Goal of the exercise >>
Report only the number of lines in the records that contain the word "content".

--- Begin Exercise data ---

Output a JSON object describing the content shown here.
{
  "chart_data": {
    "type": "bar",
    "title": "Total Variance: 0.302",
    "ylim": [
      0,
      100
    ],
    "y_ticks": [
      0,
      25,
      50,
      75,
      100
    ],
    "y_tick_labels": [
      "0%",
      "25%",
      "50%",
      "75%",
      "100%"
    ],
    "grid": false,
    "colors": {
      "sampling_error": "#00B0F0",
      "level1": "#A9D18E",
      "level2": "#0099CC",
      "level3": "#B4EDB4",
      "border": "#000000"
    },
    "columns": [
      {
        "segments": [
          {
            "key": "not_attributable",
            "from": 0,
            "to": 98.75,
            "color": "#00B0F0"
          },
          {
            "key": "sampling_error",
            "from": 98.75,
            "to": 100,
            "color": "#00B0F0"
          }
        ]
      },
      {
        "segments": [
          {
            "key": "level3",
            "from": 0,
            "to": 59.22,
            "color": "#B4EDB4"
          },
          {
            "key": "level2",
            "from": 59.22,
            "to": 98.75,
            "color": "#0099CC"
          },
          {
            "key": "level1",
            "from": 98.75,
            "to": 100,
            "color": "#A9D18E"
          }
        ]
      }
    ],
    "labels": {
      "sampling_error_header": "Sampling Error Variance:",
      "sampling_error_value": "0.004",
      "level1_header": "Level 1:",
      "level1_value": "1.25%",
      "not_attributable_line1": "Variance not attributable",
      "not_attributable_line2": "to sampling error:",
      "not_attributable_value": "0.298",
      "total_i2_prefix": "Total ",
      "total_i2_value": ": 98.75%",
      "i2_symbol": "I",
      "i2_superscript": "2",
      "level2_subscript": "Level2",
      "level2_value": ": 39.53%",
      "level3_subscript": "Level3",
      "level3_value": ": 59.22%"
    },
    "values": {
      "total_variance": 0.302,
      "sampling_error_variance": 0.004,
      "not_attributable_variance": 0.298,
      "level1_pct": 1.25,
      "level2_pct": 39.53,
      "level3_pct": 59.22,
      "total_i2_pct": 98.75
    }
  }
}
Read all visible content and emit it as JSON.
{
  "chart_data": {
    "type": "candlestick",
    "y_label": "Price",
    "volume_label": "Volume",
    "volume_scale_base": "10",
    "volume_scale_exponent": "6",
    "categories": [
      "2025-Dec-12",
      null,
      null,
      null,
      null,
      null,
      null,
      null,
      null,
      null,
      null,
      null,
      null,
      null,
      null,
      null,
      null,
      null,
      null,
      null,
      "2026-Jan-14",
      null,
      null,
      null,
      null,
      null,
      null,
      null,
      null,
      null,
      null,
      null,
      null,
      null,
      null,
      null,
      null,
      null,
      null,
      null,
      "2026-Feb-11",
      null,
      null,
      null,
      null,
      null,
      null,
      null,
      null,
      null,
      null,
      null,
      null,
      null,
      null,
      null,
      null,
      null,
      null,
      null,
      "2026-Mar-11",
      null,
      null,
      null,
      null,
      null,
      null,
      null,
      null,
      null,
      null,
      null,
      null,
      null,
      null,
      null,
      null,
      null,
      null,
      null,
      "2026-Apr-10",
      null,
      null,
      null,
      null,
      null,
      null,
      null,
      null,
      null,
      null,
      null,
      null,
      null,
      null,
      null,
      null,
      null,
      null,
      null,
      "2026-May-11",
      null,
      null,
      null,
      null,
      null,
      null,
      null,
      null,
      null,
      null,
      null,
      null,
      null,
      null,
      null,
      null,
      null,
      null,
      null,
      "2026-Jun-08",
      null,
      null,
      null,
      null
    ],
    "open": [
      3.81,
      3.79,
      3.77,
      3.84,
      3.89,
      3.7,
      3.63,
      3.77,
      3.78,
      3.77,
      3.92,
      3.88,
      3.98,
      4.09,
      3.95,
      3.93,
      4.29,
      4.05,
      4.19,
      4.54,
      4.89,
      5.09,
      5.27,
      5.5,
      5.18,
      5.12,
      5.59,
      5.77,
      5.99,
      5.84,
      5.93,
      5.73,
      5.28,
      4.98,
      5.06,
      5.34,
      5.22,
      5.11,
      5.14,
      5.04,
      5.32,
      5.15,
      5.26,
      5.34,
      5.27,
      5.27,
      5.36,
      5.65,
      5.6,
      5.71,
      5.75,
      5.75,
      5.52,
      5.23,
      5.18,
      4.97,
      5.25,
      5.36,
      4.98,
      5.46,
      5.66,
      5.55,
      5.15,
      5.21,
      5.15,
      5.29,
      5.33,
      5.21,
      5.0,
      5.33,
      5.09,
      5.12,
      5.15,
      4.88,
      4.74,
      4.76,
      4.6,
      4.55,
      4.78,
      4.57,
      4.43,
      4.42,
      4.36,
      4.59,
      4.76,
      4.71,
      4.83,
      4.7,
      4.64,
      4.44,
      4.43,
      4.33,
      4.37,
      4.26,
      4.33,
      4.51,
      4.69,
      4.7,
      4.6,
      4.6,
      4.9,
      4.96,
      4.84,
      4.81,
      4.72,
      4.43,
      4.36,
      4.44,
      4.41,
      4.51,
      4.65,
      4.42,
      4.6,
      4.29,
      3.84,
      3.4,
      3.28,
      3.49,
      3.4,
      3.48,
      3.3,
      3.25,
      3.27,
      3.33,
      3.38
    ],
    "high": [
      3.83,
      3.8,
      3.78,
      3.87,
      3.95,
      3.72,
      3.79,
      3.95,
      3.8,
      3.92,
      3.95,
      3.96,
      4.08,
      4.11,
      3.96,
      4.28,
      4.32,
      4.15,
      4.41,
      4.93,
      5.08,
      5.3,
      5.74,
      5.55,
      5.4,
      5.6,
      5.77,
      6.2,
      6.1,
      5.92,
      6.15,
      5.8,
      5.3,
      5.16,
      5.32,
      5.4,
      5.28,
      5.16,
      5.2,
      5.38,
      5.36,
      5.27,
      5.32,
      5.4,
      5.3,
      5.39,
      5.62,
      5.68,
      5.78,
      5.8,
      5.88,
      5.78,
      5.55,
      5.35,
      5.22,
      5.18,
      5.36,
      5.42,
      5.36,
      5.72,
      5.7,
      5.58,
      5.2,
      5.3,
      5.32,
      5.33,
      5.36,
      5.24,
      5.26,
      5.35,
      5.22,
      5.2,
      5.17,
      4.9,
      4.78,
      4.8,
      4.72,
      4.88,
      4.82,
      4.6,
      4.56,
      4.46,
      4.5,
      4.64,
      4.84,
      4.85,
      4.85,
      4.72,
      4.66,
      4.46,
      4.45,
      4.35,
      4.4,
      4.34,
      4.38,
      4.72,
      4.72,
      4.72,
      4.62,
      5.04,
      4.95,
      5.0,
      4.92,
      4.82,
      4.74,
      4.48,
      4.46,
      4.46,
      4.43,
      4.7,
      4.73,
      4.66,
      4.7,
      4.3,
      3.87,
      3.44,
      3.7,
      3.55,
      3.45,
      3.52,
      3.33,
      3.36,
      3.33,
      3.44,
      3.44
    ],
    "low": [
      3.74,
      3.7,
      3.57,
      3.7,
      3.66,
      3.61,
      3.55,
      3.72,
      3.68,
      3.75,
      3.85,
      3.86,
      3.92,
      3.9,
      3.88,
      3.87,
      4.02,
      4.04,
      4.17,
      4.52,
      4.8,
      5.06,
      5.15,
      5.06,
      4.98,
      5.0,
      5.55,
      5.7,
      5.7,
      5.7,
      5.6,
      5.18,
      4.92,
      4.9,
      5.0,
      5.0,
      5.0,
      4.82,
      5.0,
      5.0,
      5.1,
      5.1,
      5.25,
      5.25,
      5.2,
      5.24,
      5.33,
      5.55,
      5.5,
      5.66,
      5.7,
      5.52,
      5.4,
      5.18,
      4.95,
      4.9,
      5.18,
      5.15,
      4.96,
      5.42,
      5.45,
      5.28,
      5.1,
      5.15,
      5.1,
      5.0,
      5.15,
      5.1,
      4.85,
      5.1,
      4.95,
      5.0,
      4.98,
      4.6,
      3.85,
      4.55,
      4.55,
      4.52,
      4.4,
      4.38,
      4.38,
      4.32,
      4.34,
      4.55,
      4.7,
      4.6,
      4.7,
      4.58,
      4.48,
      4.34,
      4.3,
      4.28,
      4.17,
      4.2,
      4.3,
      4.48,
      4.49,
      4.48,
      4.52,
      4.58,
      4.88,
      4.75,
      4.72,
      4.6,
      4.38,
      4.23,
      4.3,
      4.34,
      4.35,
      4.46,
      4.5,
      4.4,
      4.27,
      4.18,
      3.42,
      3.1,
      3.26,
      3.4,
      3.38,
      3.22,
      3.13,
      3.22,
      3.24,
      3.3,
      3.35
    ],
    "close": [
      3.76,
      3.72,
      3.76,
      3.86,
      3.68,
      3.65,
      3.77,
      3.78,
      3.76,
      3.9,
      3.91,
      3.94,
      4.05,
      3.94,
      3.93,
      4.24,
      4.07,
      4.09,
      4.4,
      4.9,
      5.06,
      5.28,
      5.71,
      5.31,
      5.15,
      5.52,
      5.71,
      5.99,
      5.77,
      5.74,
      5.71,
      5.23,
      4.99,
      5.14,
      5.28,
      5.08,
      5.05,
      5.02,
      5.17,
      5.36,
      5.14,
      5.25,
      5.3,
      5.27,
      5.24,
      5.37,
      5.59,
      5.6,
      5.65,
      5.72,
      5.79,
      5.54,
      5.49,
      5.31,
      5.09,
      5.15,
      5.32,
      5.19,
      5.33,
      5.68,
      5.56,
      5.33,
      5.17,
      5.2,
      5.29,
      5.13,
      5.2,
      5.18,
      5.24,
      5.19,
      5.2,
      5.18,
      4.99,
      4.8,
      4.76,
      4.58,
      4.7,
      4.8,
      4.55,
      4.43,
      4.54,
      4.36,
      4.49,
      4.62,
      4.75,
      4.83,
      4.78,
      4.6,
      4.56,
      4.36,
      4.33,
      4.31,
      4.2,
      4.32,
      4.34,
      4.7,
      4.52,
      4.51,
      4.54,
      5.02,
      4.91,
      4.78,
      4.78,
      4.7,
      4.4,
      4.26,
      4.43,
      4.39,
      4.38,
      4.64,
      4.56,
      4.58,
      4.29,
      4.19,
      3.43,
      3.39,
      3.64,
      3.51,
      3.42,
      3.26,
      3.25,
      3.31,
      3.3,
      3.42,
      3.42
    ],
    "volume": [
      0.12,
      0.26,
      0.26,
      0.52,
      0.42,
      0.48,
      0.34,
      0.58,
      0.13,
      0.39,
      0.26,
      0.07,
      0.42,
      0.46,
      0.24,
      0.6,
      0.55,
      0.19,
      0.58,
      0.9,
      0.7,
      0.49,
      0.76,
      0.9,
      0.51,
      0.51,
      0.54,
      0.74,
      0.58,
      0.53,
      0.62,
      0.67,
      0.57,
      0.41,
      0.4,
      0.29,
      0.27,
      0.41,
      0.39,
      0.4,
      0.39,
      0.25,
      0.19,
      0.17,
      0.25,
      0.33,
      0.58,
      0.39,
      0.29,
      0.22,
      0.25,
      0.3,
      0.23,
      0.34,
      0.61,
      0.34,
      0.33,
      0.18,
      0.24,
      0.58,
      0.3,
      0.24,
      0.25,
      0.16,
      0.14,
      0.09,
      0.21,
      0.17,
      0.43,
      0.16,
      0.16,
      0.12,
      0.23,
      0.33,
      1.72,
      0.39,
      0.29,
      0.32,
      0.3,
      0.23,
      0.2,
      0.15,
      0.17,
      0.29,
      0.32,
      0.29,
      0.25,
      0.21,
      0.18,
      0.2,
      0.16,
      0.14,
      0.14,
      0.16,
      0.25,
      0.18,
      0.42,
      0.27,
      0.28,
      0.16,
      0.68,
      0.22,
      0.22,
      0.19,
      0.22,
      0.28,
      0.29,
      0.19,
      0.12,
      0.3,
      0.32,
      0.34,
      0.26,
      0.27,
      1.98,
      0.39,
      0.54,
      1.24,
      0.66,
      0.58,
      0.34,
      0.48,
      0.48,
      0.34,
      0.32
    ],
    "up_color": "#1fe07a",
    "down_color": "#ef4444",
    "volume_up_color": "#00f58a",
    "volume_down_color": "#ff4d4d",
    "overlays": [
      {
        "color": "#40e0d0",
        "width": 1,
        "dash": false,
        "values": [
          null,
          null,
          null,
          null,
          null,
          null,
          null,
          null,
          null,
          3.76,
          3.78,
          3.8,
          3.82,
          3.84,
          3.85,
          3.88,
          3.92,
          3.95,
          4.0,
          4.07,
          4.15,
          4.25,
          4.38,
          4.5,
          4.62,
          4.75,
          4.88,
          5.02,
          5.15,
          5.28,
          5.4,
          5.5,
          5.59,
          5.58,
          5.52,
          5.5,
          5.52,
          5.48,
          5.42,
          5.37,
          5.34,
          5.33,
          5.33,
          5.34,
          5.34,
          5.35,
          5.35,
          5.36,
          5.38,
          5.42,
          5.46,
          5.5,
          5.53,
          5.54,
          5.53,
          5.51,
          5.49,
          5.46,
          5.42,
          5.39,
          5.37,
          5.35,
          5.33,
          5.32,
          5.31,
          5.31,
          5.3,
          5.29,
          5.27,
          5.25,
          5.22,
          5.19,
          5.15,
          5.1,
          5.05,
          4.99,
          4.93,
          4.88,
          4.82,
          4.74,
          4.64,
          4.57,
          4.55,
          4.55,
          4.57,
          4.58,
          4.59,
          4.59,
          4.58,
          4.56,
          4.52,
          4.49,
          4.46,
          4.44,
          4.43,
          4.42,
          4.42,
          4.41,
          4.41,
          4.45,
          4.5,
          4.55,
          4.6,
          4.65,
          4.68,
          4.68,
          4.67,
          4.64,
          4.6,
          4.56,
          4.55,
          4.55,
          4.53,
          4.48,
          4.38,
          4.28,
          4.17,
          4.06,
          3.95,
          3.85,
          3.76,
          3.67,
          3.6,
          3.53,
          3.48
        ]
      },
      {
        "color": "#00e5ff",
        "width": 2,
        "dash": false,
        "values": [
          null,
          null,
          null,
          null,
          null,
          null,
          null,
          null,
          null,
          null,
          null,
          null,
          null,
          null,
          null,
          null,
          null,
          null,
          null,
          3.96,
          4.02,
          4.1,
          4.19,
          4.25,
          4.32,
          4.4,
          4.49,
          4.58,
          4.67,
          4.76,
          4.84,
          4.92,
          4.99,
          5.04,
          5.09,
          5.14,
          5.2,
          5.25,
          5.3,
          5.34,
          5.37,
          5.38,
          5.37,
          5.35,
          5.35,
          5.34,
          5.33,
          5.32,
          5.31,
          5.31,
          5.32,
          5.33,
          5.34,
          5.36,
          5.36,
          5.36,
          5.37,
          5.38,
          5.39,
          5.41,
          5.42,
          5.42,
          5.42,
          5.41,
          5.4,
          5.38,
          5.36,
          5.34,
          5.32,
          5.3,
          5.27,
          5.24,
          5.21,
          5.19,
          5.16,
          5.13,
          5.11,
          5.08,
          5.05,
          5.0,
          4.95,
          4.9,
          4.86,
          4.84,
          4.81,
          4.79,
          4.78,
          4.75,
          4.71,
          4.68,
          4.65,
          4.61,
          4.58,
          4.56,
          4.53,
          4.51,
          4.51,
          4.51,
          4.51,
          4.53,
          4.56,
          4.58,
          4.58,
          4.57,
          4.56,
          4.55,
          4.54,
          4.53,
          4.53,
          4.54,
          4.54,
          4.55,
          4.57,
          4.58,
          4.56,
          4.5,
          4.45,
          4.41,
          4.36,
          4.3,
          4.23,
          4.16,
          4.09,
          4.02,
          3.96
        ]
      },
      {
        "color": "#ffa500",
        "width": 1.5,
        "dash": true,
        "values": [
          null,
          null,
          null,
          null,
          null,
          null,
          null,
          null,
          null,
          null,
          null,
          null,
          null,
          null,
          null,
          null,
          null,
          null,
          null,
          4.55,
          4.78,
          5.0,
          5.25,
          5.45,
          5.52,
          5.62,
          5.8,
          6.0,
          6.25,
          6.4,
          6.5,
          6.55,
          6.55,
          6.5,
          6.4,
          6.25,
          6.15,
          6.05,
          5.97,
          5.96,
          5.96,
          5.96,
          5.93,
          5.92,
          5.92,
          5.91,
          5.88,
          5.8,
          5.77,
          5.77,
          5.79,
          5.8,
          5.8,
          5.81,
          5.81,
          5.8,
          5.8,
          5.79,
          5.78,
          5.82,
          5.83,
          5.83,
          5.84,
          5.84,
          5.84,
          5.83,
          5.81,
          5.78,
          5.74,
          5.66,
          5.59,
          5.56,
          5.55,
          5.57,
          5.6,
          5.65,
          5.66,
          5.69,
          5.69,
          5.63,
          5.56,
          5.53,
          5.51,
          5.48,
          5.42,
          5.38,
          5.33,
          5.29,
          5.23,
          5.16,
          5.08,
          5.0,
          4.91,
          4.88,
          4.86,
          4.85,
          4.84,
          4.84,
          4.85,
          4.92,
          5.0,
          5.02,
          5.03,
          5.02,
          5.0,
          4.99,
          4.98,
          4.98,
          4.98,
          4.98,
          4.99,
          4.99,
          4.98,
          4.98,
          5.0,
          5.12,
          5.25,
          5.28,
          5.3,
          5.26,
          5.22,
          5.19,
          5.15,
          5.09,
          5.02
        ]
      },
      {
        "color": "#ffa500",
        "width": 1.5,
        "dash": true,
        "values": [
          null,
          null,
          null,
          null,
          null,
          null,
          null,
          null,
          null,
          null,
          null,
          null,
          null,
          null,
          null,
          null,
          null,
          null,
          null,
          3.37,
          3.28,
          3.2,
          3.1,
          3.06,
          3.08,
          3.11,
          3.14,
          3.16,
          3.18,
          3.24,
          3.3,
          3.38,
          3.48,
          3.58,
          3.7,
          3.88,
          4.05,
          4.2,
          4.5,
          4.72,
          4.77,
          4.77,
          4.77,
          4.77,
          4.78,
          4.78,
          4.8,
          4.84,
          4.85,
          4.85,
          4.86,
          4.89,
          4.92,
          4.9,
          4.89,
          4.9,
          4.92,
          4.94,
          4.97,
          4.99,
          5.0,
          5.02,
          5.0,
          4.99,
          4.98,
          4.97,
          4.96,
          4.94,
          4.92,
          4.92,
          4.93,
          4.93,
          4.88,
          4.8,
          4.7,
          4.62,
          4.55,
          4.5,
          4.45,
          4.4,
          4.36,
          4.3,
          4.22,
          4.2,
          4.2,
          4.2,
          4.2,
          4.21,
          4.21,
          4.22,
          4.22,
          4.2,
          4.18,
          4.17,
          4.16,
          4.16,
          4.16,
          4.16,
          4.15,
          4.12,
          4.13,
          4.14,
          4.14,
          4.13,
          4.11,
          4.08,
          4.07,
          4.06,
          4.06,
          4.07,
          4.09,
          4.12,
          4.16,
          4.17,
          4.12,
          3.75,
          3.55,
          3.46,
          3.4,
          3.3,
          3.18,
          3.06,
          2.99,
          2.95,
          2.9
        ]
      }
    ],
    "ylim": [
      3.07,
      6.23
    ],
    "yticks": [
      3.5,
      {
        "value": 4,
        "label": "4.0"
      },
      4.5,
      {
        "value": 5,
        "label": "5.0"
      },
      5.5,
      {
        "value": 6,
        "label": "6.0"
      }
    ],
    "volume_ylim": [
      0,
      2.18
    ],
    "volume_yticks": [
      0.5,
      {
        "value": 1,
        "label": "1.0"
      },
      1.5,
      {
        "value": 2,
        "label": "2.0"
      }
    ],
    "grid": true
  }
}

--- End Exercise data ---

Correct answer >>
2